[START Dataset extract]

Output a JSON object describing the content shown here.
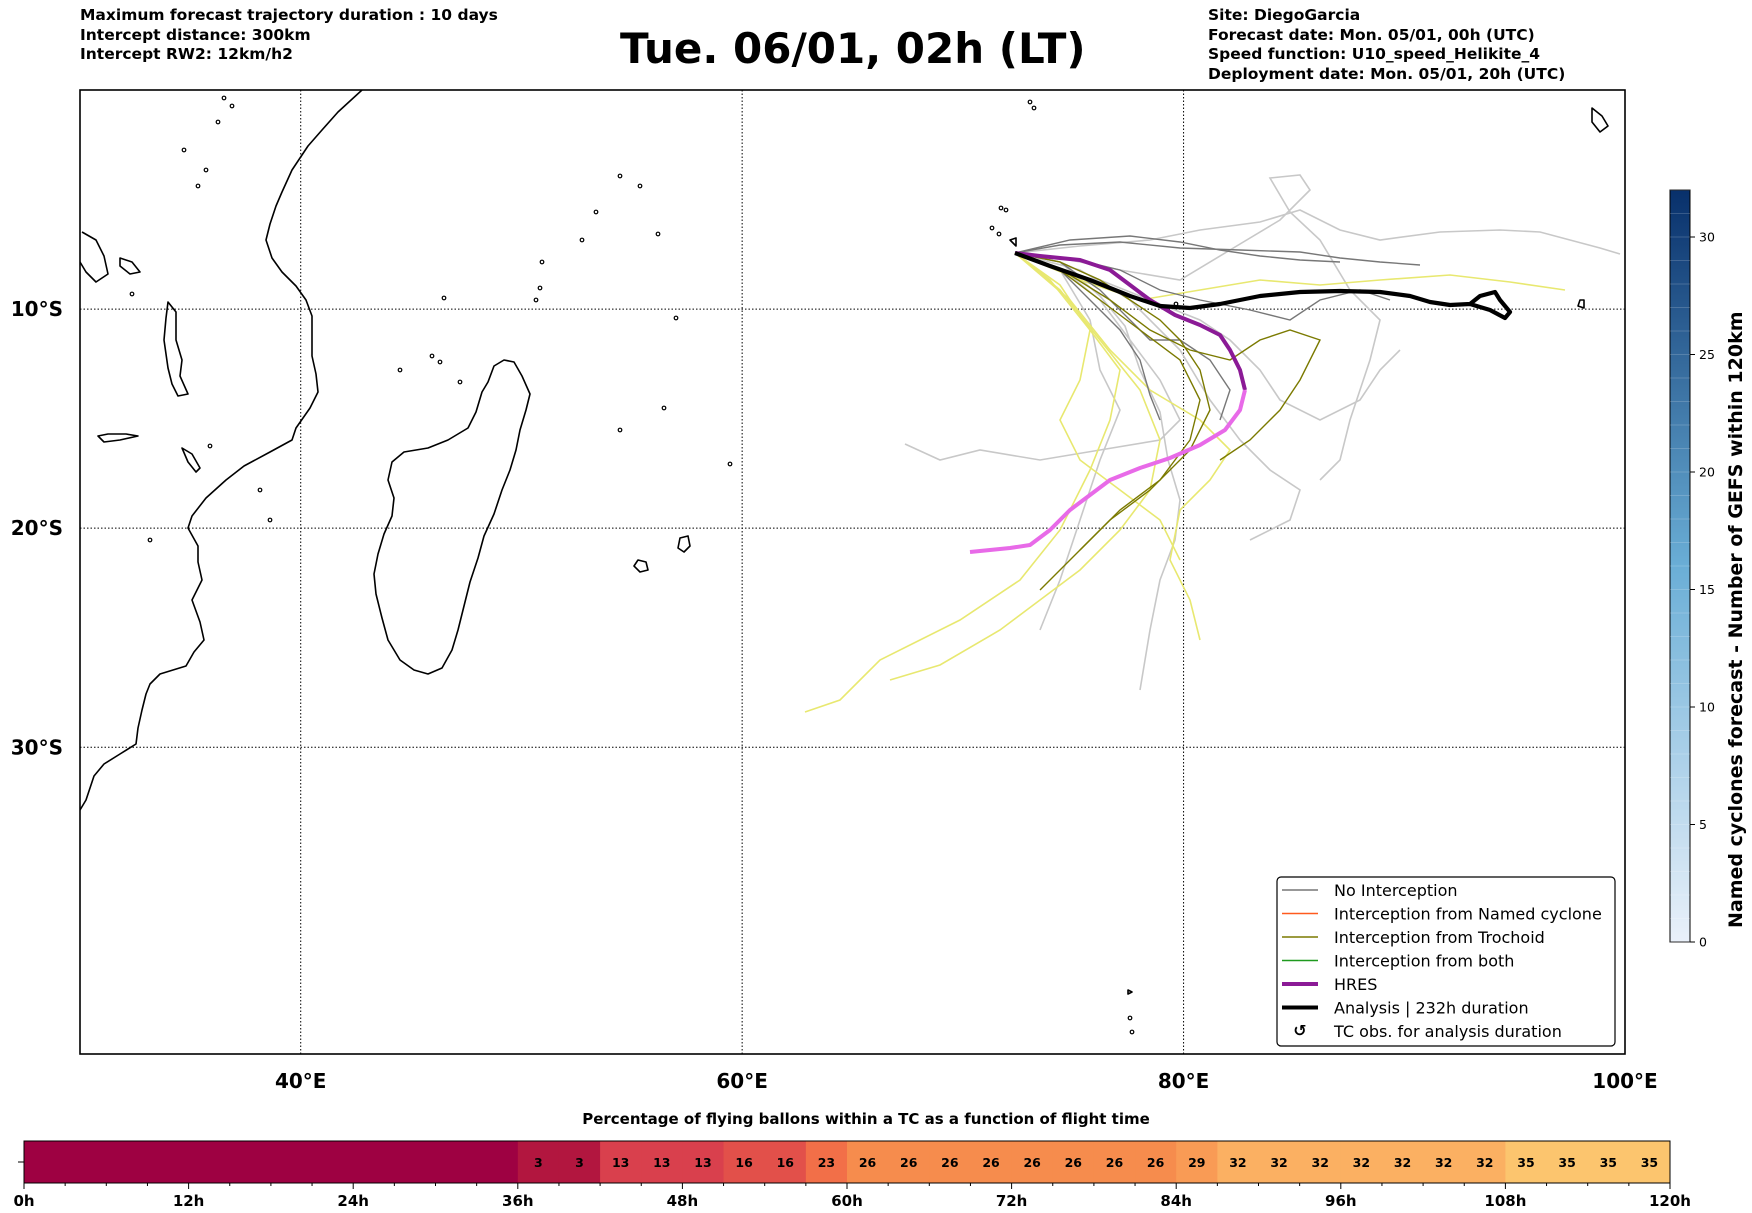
{
  "header": {
    "left": [
      "Maximum forecast trajectory duration : 10 days",
      "Intercept distance: 300km",
      "Intercept RW2: 12km/h2"
    ],
    "title": "Tue. 06/01, 02h (LT)",
    "right": [
      "Site: DiegoGarcia",
      "Forecast date: Mon. 05/01, 00h (UTC)",
      "Speed function: U10_speed_Helikite_4",
      "Deployment date: Mon. 05/01, 20h (UTC)"
    ]
  },
  "map": {
    "lon_range": [
      30,
      100
    ],
    "lat_range": [
      -44,
      0
    ],
    "lon_ticks": [
      {
        "value": 40,
        "label": "40°E"
      },
      {
        "value": 60,
        "label": "60°E"
      },
      {
        "value": 80,
        "label": "80°E"
      },
      {
        "value": 100,
        "label": "100°E"
      }
    ],
    "lat_ticks": [
      {
        "value": -10,
        "label": "10°S"
      },
      {
        "value": -20,
        "label": "20°S"
      },
      {
        "value": -30,
        "label": "30°S"
      }
    ]
  },
  "legend": {
    "items": [
      {
        "label": "No Interception",
        "color": "#777777",
        "style": "line-thin"
      },
      {
        "label": "Interception from Named cyclone",
        "color": "#ff5a1e",
        "style": "line-thin"
      },
      {
        "label": "Interception from Trochoid",
        "color": "#7b7a00",
        "style": "line-thin"
      },
      {
        "label": "Interception from both",
        "color": "#1f9a1f",
        "style": "line-thin"
      },
      {
        "label": "HRES",
        "color": "#8b1a96",
        "style": "line-thick"
      },
      {
        "label": "Analysis | 232h duration",
        "color": "#000000",
        "style": "line-thick"
      },
      {
        "label": "TC obs. for analysis duration",
        "color": "#000000",
        "style": "cyclone-icon",
        "icon": "cyclone-icon"
      }
    ]
  },
  "colorbar": {
    "label": "Named cyclones forecast - Number of GEFS within 120km",
    "min": 0,
    "max": 32,
    "ticks": [
      0,
      5,
      10,
      15,
      20,
      25,
      30
    ],
    "color_low": "#eaf1fa",
    "color_high": "#08306b"
  },
  "flight_bar": {
    "title": "Percentage of flying ballons within a TC as a function of flight time",
    "tick_labels": [
      "0h",
      "12h",
      "24h",
      "36h",
      "48h",
      "60h",
      "72h",
      "84h",
      "96h",
      "108h",
      "120h"
    ],
    "max_hours": 120,
    "segments": [
      {
        "start": 0,
        "end": 36,
        "label": "",
        "color": "#9e0142"
      },
      {
        "start": 36,
        "end": 39,
        "label": "3",
        "color": "#b2163f"
      },
      {
        "start": 39,
        "end": 42,
        "label": "3",
        "color": "#b2163f"
      },
      {
        "start": 42,
        "end": 45,
        "label": "13",
        "color": "#d9404d"
      },
      {
        "start": 45,
        "end": 48,
        "label": "13",
        "color": "#d9404d"
      },
      {
        "start": 48,
        "end": 51,
        "label": "13",
        "color": "#d9404d"
      },
      {
        "start": 51,
        "end": 54,
        "label": "16",
        "color": "#e2504a"
      },
      {
        "start": 54,
        "end": 57,
        "label": "16",
        "color": "#e2504a"
      },
      {
        "start": 57,
        "end": 60,
        "label": "23",
        "color": "#f26f48"
      },
      {
        "start": 60,
        "end": 63,
        "label": "26",
        "color": "#f68c4d"
      },
      {
        "start": 63,
        "end": 66,
        "label": "26",
        "color": "#f68c4d"
      },
      {
        "start": 66,
        "end": 69,
        "label": "26",
        "color": "#f68c4d"
      },
      {
        "start": 69,
        "end": 72,
        "label": "26",
        "color": "#f68c4d"
      },
      {
        "start": 72,
        "end": 75,
        "label": "26",
        "color": "#f68c4d"
      },
      {
        "start": 75,
        "end": 78,
        "label": "26",
        "color": "#f68c4d"
      },
      {
        "start": 78,
        "end": 81,
        "label": "26",
        "color": "#f68c4d"
      },
      {
        "start": 81,
        "end": 84,
        "label": "26",
        "color": "#f68c4d"
      },
      {
        "start": 84,
        "end": 87,
        "label": "29",
        "color": "#f99b55"
      },
      {
        "start": 87,
        "end": 90,
        "label": "32",
        "color": "#fbb062"
      },
      {
        "start": 90,
        "end": 93,
        "label": "32",
        "color": "#fbb062"
      },
      {
        "start": 93,
        "end": 96,
        "label": "32",
        "color": "#fbb062"
      },
      {
        "start": 96,
        "end": 99,
        "label": "32",
        "color": "#fbb062"
      },
      {
        "start": 99,
        "end": 102,
        "label": "32",
        "color": "#fbb062"
      },
      {
        "start": 102,
        "end": 105,
        "label": "32",
        "color": "#fbb062"
      },
      {
        "start": 105,
        "end": 108,
        "label": "32",
        "color": "#fbb062"
      },
      {
        "start": 108,
        "end": 111,
        "label": "35",
        "color": "#fcc56e"
      },
      {
        "start": 111,
        "end": 114,
        "label": "35",
        "color": "#fcc56e"
      },
      {
        "start": 114,
        "end": 117,
        "label": "35",
        "color": "#fcc56e"
      },
      {
        "start": 117,
        "end": 120,
        "label": "35",
        "color": "#fcc56e"
      }
    ]
  }
}
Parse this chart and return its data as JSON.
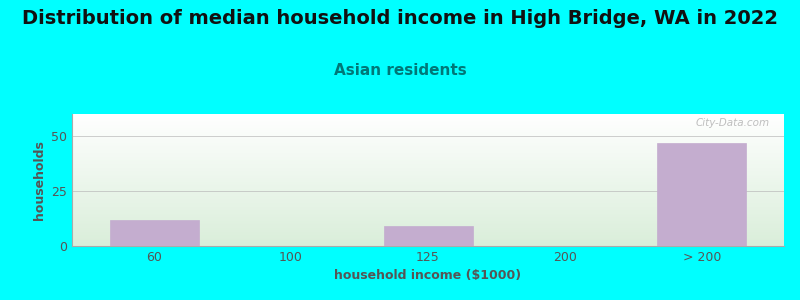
{
  "title": "Distribution of median household income in High Bridge, WA in 2022",
  "subtitle": "Asian residents",
  "xlabel": "household income ($1000)",
  "ylabel": "households",
  "background_color": "#00FFFF",
  "plot_bg_top": "#FFFFFF",
  "plot_bg_bottom": "#DAEEDA",
  "bar_color": "#C4ADCF",
  "bar_edge_color": "#C4ADCF",
  "categories": [
    "60",
    "100",
    "125",
    "200",
    "> 200"
  ],
  "values": [
    12,
    0,
    9,
    0,
    47
  ],
  "ylim": [
    0,
    60
  ],
  "yticks": [
    0,
    25,
    50
  ],
  "title_fontsize": 14,
  "subtitle_fontsize": 11,
  "axis_label_fontsize": 9,
  "tick_fontsize": 9,
  "title_color": "#111111",
  "subtitle_color": "#007777",
  "axis_label_color": "#555555",
  "tick_color": "#555555",
  "watermark": "City-Data.com",
  "grid_color": "#bbbbbb"
}
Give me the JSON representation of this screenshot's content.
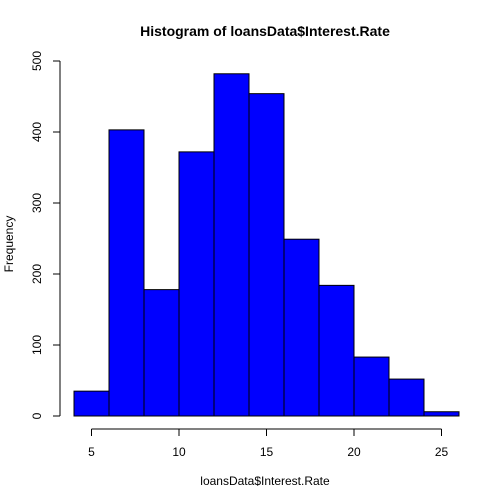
{
  "chart_data": {
    "type": "bar",
    "title": "Histogram of loansData$Interest.Rate",
    "xlabel": "loansData$Interest.Rate",
    "ylabel": "Frequency",
    "bins": [
      {
        "start": 4,
        "end": 6,
        "count": 35
      },
      {
        "start": 6,
        "end": 8,
        "count": 403
      },
      {
        "start": 8,
        "end": 10,
        "count": 178
      },
      {
        "start": 10,
        "end": 12,
        "count": 372
      },
      {
        "start": 12,
        "end": 14,
        "count": 482
      },
      {
        "start": 14,
        "end": 16,
        "count": 454
      },
      {
        "start": 16,
        "end": 18,
        "count": 249
      },
      {
        "start": 18,
        "end": 20,
        "count": 184
      },
      {
        "start": 20,
        "end": 22,
        "count": 83
      },
      {
        "start": 22,
        "end": 24,
        "count": 52
      },
      {
        "start": 24,
        "end": 26,
        "count": 6
      }
    ],
    "xlim": [
      4,
      26
    ],
    "ylim": [
      0,
      500
    ],
    "xticks": [
      5,
      10,
      15,
      20,
      25
    ],
    "yticks": [
      0,
      100,
      200,
      300,
      400,
      500
    ],
    "bar_color": "#0000ff",
    "bar_border_color": "#000000",
    "grid": false,
    "legend": "none"
  }
}
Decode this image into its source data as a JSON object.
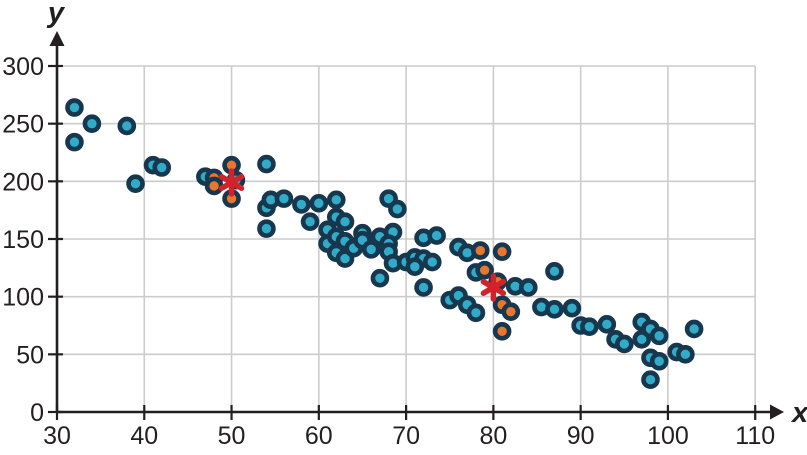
{
  "figure": {
    "xlabel": "x",
    "ylabel": "y"
  },
  "chart_data": {
    "type": "scatter",
    "title": "",
    "xlabel": "x",
    "ylabel": "y",
    "xlim": [
      30,
      110
    ],
    "ylim": [
      0,
      300
    ],
    "x_ticks": [
      30,
      40,
      50,
      60,
      70,
      80,
      90,
      100,
      110
    ],
    "y_ticks": [
      0,
      50,
      100,
      150,
      200,
      250,
      300
    ],
    "grid": true,
    "legend": "none",
    "colors": {
      "point_fill": "#31ABC8",
      "highlight_fill": "#E8762F",
      "marker_outline": "#16374D",
      "star_color": "#D2232A",
      "grid_color": "#CCCCCC",
      "axis_color": "#231F20"
    },
    "series": [
      {
        "name": "points",
        "marker": "circle",
        "color": "#31ABC8",
        "points": [
          [
            32,
            264
          ],
          [
            34,
            250
          ],
          [
            32,
            234
          ],
          [
            38,
            248
          ],
          [
            39,
            198
          ],
          [
            41,
            214
          ],
          [
            42,
            212
          ],
          [
            47,
            204
          ],
          [
            50.5,
            201
          ],
          [
            54,
            215
          ],
          [
            54,
            177
          ],
          [
            54.5,
            184
          ],
          [
            56,
            185
          ],
          [
            54,
            159
          ],
          [
            58,
            180
          ],
          [
            60,
            181
          ],
          [
            59,
            165
          ],
          [
            62,
            184
          ],
          [
            62,
            169
          ],
          [
            63,
            165
          ],
          [
            61,
            158
          ],
          [
            61,
            146
          ],
          [
            62,
            152
          ],
          [
            63,
            148
          ],
          [
            62,
            138
          ],
          [
            63,
            133
          ],
          [
            64,
            142
          ],
          [
            65,
            155
          ],
          [
            65,
            149
          ],
          [
            66,
            141
          ],
          [
            67,
            152
          ],
          [
            68.5,
            156
          ],
          [
            68,
            146
          ],
          [
            68,
            139
          ],
          [
            68.5,
            129
          ],
          [
            67,
            116
          ],
          [
            68,
            185
          ],
          [
            69,
            176
          ],
          [
            70,
            130
          ],
          [
            71,
            134
          ],
          [
            72,
            133
          ],
          [
            73,
            130
          ],
          [
            71,
            126
          ],
          [
            72,
            151
          ],
          [
            73.5,
            153
          ],
          [
            76,
            143
          ],
          [
            77,
            138
          ],
          [
            78,
            121
          ],
          [
            72,
            108
          ],
          [
            75,
            97
          ],
          [
            76,
            101
          ],
          [
            77,
            93
          ],
          [
            78,
            86
          ],
          [
            82.5,
            109
          ],
          [
            84,
            108
          ],
          [
            85.5,
            91
          ],
          [
            87,
            89
          ],
          [
            89,
            90
          ],
          [
            87,
            122
          ],
          [
            90,
            75
          ],
          [
            91,
            74
          ],
          [
            93,
            76
          ],
          [
            94,
            63
          ],
          [
            95,
            59
          ],
          [
            97,
            78
          ],
          [
            97,
            63
          ],
          [
            98,
            72
          ],
          [
            99,
            66
          ],
          [
            98,
            47
          ],
          [
            99,
            44
          ],
          [
            98,
            28
          ],
          [
            101,
            52
          ],
          [
            102,
            50
          ],
          [
            103,
            72
          ]
        ]
      },
      {
        "name": "highlighted-points",
        "marker": "circle",
        "color": "#E8762F",
        "points": [
          [
            50,
            214
          ],
          [
            48,
            203
          ],
          [
            48,
            196
          ],
          [
            50,
            185
          ],
          [
            78.5,
            140
          ],
          [
            81,
            139
          ],
          [
            79,
            123
          ],
          [
            80.5,
            113
          ],
          [
            81,
            93
          ],
          [
            82,
            87
          ],
          [
            81,
            70
          ]
        ]
      },
      {
        "name": "star-markers",
        "marker": "asterisk",
        "color": "#D2232A",
        "points": [
          [
            50,
            199
          ],
          [
            80,
            108
          ]
        ]
      }
    ]
  }
}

[END Dataset extract]

Check every line of the records above for the string "Interception" and say how many contain it, giving the number alone.

> Answer: 4